DATA FOR THIS TASK:
** begin **
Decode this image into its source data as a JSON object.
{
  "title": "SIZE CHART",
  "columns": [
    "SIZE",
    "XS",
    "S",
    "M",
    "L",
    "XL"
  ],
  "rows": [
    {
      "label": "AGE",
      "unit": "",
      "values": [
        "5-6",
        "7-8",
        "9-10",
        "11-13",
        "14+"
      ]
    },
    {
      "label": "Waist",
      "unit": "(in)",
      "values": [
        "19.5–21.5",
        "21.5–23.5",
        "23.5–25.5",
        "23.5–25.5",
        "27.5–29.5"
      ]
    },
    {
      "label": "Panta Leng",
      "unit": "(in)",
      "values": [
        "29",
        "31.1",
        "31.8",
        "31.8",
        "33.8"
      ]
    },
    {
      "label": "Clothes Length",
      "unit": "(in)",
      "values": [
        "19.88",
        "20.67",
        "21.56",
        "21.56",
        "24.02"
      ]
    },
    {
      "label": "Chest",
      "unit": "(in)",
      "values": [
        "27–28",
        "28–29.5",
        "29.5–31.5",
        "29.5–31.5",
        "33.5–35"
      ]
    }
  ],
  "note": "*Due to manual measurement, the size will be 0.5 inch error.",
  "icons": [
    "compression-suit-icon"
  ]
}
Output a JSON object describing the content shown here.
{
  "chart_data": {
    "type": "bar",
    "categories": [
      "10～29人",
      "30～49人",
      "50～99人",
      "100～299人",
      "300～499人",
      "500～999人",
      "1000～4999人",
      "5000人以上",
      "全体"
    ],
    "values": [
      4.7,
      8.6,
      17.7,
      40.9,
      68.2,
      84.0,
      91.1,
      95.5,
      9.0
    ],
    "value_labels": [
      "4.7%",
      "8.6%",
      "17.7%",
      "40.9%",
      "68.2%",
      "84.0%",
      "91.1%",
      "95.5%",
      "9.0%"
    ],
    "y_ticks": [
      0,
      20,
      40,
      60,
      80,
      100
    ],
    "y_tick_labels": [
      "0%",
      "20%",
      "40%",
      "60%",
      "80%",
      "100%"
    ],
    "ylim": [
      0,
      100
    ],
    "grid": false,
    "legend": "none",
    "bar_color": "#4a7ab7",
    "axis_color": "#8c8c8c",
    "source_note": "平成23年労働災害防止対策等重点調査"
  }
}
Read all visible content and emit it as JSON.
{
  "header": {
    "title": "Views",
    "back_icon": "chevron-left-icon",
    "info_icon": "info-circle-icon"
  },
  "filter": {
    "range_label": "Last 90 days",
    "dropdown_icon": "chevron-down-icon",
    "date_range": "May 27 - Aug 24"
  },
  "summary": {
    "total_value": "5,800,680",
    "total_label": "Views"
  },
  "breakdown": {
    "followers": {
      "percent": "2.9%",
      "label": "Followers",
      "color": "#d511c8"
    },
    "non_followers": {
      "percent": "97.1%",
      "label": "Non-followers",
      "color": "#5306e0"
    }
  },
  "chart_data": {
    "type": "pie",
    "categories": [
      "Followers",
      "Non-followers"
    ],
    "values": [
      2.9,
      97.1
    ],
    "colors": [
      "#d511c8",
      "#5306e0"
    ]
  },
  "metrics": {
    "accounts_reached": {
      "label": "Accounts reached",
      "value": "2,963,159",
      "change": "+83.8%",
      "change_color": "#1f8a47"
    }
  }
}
** end **
WHAT YOU ARE ASKED TO DO:
Give the complete listing a second time, exactly as it reads.

TASK ANSWER:
Decode this image into its source data as a JSON object.
{
  "title": "SIZE CHART",
  "columns": [
    "SIZE",
    "XS",
    "S",
    "M",
    "L",
    "XL"
  ],
  "rows": [
    {
      "label": "AGE",
      "unit": "",
      "values": [
        "5-6",
        "7-8",
        "9-10",
        "11-13",
        "14+"
      ]
    },
    {
      "label": "Waist",
      "unit": "(in)",
      "values": [
        "19.5–21.5",
        "21.5–23.5",
        "23.5–25.5",
        "23.5–25.5",
        "27.5–29.5"
      ]
    },
    {
      "label": "Panta Leng",
      "unit": "(in)",
      "values": [
        "29",
        "31.1",
        "31.8",
        "31.8",
        "33.8"
      ]
    },
    {
      "label": "Clothes Length",
      "unit": "(in)",
      "values": [
        "19.88",
        "20.67",
        "21.56",
        "21.56",
        "24.02"
      ]
    },
    {
      "label": "Chest",
      "unit": "(in)",
      "values": [
        "27–28",
        "28–29.5",
        "29.5–31.5",
        "29.5–31.5",
        "33.5–35"
      ]
    }
  ],
  "note": "*Due to manual measurement, the size will be 0.5 inch error.",
  "icons": [
    "compression-suit-icon"
  ]
}
Output a JSON object describing the content shown here.
{
  "chart_data": {
    "type": "bar",
    "categories": [
      "10～29人",
      "30～49人",
      "50～99人",
      "100～299人",
      "300～499人",
      "500～999人",
      "1000～4999人",
      "5000人以上",
      "全体"
    ],
    "values": [
      4.7,
      8.6,
      17.7,
      40.9,
      68.2,
      84.0,
      91.1,
      95.5,
      9.0
    ],
    "value_labels": [
      "4.7%",
      "8.6%",
      "17.7%",
      "40.9%",
      "68.2%",
      "84.0%",
      "91.1%",
      "95.5%",
      "9.0%"
    ],
    "y_ticks": [
      0,
      20,
      40,
      60,
      80,
      100
    ],
    "y_tick_labels": [
      "0%",
      "20%",
      "40%",
      "60%",
      "80%",
      "100%"
    ],
    "ylim": [
      0,
      100
    ],
    "grid": false,
    "legend": "none",
    "bar_color": "#4a7ab7",
    "axis_color": "#8c8c8c",
    "source_note": "平成23年労働災害防止対策等重点調査"
  }
}
Read all visible content and emit it as JSON.
{
  "header": {
    "title": "Views",
    "back_icon": "chevron-left-icon",
    "info_icon": "info-circle-icon"
  },
  "filter": {
    "range_label": "Last 90 days",
    "dropdown_icon": "chevron-down-icon",
    "date_range": "May 27 - Aug 24"
  },
  "summary": {
    "total_value": "5,800,680",
    "total_label": "Views"
  },
  "breakdown": {
    "followers": {
      "percent": "2.9%",
      "label": "Followers",
      "color": "#d511c8"
    },
    "non_followers": {
      "percent": "97.1%",
      "label": "Non-followers",
      "color": "#5306e0"
    }
  },
  "chart_data": {
    "type": "pie",
    "categories": [
      "Followers",
      "Non-followers"
    ],
    "values": [
      2.9,
      97.1
    ],
    "colors": [
      "#d511c8",
      "#5306e0"
    ]
  },
  "metrics": {
    "accounts_reached": {
      "label": "Accounts reached",
      "value": "2,963,159",
      "change": "+83.8%",
      "change_color": "#1f8a47"
    }
  }
}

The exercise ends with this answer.